> **What you have to do**
From the material below, list every line containing "droit".

****************************************

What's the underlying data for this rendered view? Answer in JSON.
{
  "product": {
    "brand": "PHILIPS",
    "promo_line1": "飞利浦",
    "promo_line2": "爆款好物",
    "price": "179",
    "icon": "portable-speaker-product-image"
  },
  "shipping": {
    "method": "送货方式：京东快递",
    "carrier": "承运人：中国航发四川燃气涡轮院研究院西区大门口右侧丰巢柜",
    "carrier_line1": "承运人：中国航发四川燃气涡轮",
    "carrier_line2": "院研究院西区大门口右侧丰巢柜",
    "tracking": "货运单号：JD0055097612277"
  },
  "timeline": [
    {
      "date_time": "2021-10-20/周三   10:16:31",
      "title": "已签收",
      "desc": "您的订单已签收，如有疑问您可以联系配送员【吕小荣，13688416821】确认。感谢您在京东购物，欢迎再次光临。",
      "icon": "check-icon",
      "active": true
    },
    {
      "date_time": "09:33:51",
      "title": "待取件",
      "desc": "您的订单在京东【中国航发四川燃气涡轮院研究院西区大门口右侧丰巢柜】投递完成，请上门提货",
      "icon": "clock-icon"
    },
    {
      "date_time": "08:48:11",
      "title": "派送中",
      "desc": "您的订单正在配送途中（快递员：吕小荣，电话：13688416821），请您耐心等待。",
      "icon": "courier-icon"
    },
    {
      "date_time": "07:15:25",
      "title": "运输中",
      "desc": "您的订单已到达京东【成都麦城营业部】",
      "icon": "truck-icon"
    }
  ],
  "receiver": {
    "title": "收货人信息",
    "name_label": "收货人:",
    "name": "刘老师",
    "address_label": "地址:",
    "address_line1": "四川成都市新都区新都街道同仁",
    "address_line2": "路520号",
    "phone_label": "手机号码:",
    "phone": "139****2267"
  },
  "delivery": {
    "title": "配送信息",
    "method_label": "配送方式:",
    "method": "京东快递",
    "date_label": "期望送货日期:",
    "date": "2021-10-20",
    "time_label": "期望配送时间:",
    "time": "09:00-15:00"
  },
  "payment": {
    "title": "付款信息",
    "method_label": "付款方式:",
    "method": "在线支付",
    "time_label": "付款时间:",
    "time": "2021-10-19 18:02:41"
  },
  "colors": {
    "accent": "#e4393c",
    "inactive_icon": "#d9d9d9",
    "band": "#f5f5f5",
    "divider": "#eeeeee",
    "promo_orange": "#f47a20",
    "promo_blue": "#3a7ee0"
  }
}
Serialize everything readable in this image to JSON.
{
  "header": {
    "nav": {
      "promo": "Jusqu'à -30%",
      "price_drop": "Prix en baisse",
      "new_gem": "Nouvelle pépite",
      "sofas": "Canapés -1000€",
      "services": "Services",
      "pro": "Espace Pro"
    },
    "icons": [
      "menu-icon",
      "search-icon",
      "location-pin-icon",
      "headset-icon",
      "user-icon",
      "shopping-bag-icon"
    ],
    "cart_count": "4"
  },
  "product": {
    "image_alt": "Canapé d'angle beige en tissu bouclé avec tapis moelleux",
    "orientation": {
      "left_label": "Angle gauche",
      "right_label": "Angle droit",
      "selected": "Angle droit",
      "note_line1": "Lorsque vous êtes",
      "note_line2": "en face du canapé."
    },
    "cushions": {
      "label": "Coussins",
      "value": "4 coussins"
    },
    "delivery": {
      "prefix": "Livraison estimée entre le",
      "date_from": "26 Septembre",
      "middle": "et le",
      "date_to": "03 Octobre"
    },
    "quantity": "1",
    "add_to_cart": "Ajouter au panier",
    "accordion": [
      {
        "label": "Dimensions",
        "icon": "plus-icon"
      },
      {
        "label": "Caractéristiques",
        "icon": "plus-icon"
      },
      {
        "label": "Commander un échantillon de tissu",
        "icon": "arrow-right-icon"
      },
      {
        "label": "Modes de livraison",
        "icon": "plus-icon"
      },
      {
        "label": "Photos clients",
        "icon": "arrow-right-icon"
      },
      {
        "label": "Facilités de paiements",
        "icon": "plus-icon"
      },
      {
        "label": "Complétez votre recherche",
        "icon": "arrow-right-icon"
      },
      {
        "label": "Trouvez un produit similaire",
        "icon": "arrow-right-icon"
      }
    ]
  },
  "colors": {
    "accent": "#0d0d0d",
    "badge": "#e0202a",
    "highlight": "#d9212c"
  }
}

****************************************

> **Output for this task**
      "right_label": "Angle droit",
      "selected": "Angle droit",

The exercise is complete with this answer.